▶ Task to carry out
From the records below, pull each line that has "Baseline".

-- BEGIN Dataset extract --

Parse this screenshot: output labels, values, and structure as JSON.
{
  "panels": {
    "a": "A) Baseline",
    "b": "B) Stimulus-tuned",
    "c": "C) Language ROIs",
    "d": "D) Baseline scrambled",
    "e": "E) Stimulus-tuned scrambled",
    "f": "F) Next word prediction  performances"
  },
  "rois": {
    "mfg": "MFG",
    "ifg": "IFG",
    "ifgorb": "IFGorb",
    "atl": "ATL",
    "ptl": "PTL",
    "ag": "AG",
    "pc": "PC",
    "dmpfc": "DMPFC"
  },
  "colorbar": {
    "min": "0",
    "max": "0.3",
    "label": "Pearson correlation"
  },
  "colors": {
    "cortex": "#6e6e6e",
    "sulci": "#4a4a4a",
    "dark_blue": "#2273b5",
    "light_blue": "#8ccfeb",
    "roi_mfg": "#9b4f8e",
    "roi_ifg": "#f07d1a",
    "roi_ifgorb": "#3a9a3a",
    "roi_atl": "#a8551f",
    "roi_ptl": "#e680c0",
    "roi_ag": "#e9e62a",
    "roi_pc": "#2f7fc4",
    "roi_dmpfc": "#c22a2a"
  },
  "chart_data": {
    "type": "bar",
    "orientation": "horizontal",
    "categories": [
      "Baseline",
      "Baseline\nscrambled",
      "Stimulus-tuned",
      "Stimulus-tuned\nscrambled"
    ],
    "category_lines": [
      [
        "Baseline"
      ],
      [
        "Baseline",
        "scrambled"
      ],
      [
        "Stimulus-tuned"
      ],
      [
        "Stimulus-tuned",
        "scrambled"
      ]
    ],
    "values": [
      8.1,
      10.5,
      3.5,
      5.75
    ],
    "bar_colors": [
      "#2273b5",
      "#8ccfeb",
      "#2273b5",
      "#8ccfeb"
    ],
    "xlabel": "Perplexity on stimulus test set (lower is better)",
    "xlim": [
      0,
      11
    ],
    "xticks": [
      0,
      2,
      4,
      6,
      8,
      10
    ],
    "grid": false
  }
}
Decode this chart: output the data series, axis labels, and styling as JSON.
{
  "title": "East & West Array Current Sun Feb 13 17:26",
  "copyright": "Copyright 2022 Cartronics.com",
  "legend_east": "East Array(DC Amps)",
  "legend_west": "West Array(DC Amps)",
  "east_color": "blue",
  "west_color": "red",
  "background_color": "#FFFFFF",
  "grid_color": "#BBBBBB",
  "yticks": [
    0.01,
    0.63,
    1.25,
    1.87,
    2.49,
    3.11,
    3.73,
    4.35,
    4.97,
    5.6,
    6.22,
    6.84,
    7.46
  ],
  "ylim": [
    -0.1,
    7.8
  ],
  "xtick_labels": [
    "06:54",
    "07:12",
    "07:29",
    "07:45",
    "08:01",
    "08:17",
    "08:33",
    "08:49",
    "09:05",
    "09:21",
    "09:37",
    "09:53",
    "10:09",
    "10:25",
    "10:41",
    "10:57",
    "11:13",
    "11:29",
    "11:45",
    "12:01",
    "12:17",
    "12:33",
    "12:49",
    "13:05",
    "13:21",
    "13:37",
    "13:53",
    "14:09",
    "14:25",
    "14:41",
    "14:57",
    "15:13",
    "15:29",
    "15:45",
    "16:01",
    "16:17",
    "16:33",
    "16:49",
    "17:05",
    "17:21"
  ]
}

-- END Dataset extract --

▶ Response to this task
    "a": "A) Baseline",
    "d": "D) Baseline scrambled",
      "Baseline",
      "Baseline\nscrambled",
        "Baseline"
        "Baseline",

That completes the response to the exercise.